● **DATA SHOWN**
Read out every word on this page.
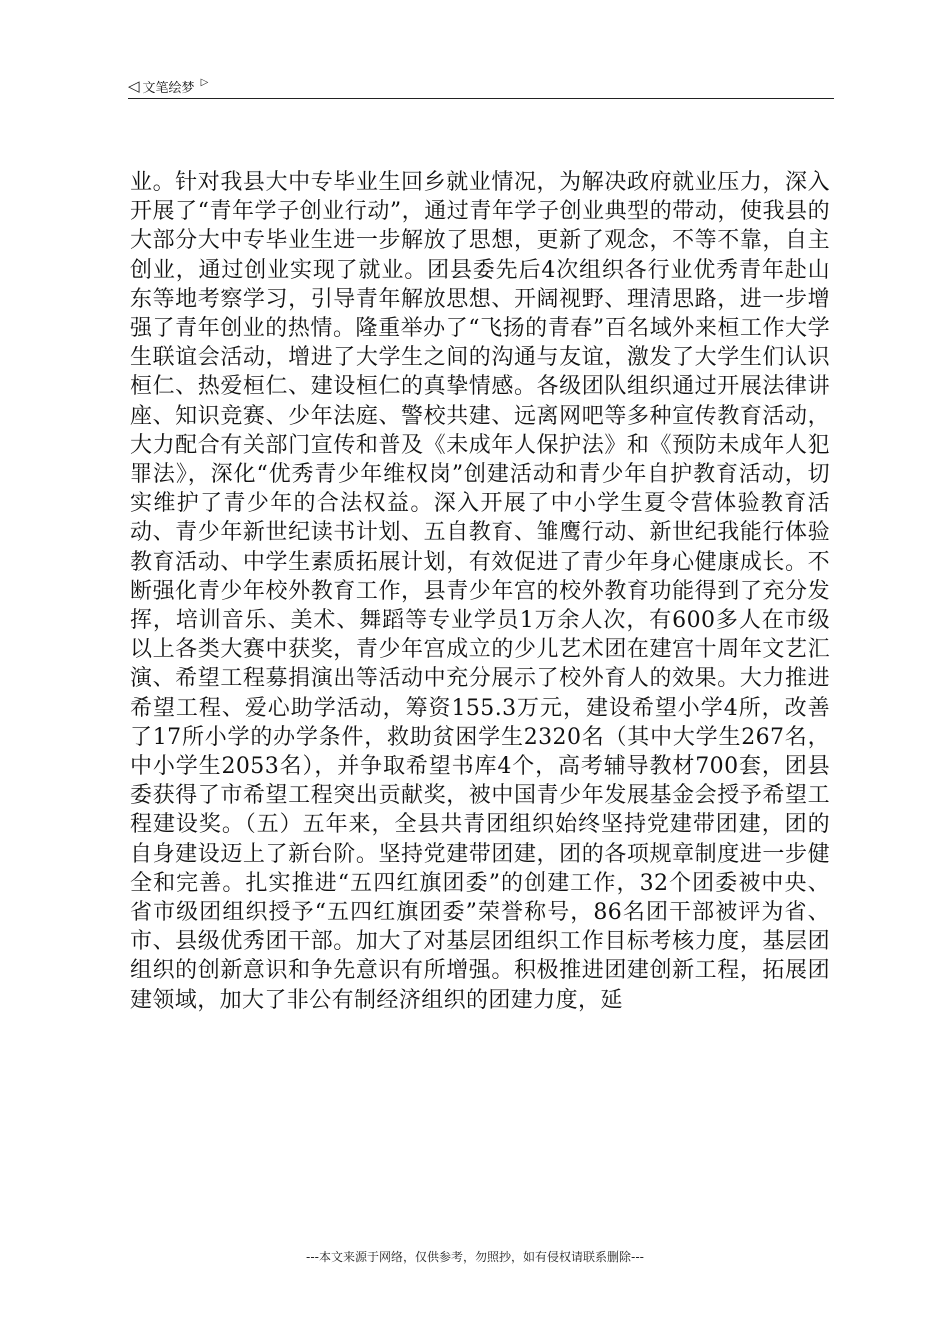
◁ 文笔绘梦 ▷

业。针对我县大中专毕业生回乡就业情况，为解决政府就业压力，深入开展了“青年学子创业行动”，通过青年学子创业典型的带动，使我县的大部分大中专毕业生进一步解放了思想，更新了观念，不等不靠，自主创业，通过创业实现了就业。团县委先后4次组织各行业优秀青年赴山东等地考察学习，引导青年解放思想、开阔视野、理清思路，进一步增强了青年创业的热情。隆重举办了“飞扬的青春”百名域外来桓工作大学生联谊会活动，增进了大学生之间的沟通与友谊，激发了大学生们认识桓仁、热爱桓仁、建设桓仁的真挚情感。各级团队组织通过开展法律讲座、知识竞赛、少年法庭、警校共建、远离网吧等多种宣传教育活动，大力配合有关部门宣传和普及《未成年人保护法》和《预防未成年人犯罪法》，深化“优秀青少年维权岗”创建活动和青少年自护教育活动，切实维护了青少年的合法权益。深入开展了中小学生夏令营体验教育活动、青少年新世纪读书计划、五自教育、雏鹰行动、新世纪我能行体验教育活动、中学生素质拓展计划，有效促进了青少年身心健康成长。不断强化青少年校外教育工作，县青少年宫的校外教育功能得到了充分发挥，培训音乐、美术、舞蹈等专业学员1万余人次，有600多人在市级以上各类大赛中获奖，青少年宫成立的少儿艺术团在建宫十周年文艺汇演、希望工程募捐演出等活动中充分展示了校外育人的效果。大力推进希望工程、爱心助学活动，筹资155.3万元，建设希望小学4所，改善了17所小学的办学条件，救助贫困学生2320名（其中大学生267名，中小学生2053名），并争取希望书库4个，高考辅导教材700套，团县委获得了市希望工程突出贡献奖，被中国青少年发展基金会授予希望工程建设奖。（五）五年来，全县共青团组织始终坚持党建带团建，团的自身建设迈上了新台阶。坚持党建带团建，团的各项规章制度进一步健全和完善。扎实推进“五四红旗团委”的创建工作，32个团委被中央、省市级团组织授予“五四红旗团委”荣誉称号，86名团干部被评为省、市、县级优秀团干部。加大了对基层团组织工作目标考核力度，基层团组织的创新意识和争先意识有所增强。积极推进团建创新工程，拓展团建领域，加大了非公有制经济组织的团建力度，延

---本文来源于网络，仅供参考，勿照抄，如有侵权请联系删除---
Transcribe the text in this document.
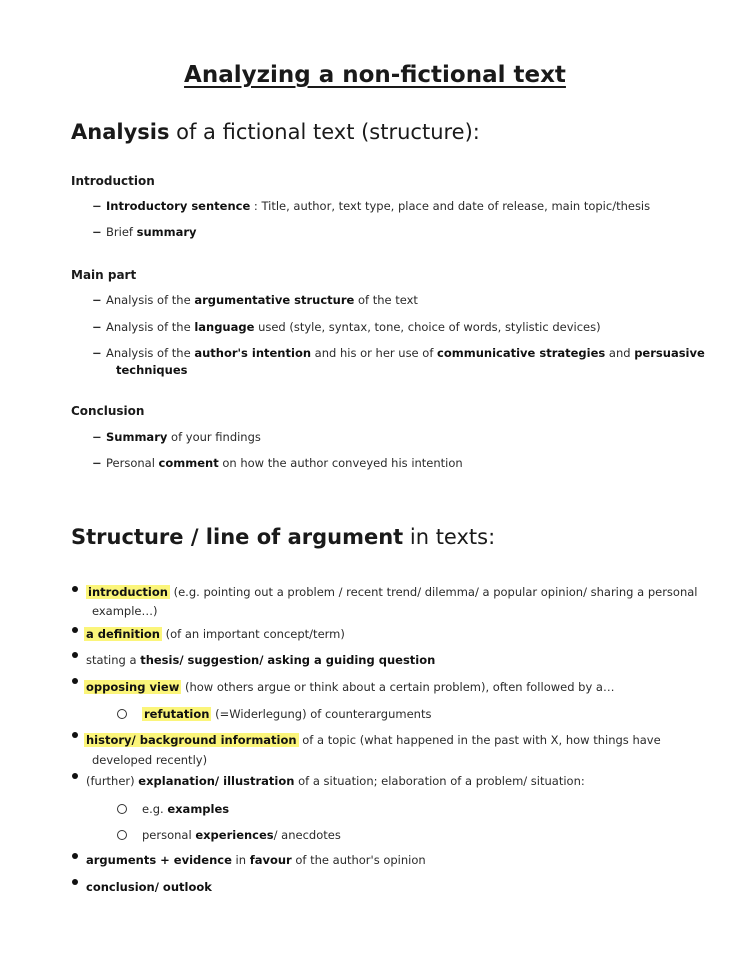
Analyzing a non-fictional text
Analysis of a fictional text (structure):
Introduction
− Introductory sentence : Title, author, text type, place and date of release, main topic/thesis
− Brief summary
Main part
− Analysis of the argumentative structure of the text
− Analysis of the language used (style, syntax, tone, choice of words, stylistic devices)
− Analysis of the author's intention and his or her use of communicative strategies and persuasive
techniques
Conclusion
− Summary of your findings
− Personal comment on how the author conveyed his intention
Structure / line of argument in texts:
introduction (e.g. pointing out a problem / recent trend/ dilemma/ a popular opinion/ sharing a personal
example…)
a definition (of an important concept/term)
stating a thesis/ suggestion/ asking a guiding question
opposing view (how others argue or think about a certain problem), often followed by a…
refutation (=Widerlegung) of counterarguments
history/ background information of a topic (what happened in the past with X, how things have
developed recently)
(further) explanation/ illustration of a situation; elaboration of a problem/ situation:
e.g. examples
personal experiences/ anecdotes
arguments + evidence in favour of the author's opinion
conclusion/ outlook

● **EXERCISE DETAILS**
Write out the listing above exactly as it stands, pictures excluded.

● **EXERCISE SOLUTION**
Read out every word on this page.
◁ 文笔绘梦 ▷

业。针对我县大中专毕业生回乡就业情况，为解决政府就业压力，深入开展了“青年学子创业行动”，通过青年学子创业典型的带动，使我县的大部分大中专毕业生进一步解放了思想，更新了观念，不等不靠，自主创业，通过创业实现了就业。团县委先后4次组织各行业优秀青年赴山东等地考察学习，引导青年解放思想、开阔视野、理清思路，进一步增强了青年创业的热情。隆重举办了“飞扬的青春”百名域外来桓工作大学生联谊会活动，增进了大学生之间的沟通与友谊，激发了大学生们认识桓仁、热爱桓仁、建设桓仁的真挚情感。各级团队组织通过开展法律讲座、知识竞赛、少年法庭、警校共建、远离网吧等多种宣传教育活动，大力配合有关部门宣传和普及《未成年人保护法》和《预防未成年人犯罪法》，深化“优秀青少年维权岗”创建活动和青少年自护教育活动，切实维护了青少年的合法权益。深入开展了中小学生夏令营体验教育活动、青少年新世纪读书计划、五自教育、雏鹰行动、新世纪我能行体验教育活动、中学生素质拓展计划，有效促进了青少年身心健康成长。不断强化青少年校外教育工作，县青少年宫的校外教育功能得到了充分发挥，培训音乐、美术、舞蹈等专业学员1万余人次，有600多人在市级以上各类大赛中获奖，青少年宫成立的少儿艺术团在建宫十周年文艺汇演、希望工程募捐演出等活动中充分展示了校外育人的效果。大力推进希望工程、爱心助学活动，筹资155.3万元，建设希望小学4所，改善了17所小学的办学条件，救助贫困学生2320名（其中大学生267名，中小学生2053名），并争取希望书库4个，高考辅导教材700套，团县委获得了市希望工程突出贡献奖，被中国青少年发展基金会授予希望工程建设奖。（五）五年来，全县共青团组织始终坚持党建带团建，团的自身建设迈上了新台阶。坚持党建带团建，团的各项规章制度进一步健全和完善。扎实推进“五四红旗团委”的创建工作，32个团委被中央、省市级团组织授予“五四红旗团委”荣誉称号，86名团干部被评为省、市、县级优秀团干部。加大了对基层团组织工作目标考核力度，基层团组织的创新意识和争先意识有所增强。积极推进团建创新工程，拓展团建领域，加大了非公有制经济组织的团建力度，延

---本文来源于网络，仅供参考，勿照抄，如有侵权请联系删除---
Transcribe the text in this document.
Analyzing a non-fictional text
Analysis of a fictional text (structure):
Introduction
− Introductory sentence : Title, author, text type, place and date of release, main topic/thesis
− Brief summary
Main part
− Analysis of the argumentative structure of the text
− Analysis of the language used (style, syntax, tone, choice of words, stylistic devices)
− Analysis of the author's intention and his or her use of communicative strategies and persuasive
techniques
Conclusion
− Summary of your findings
− Personal comment on how the author conveyed his intention
Structure / line of argument in texts:
introduction (e.g. pointing out a problem / recent trend/ dilemma/ a popular opinion/ sharing a personal
example…)
a definition (of an important concept/term)
stating a thesis/ suggestion/ asking a guiding question
opposing view (how others argue or think about a certain problem), often followed by a…
refutation (=Widerlegung) of counterarguments
history/ background information of a topic (what happened in the past with X, how things have
developed recently)
(further) explanation/ illustration of a situation; elaboration of a problem/ situation:
e.g. examples
personal experiences/ anecdotes
arguments + evidence in favour of the author's opinion
conclusion/ outlook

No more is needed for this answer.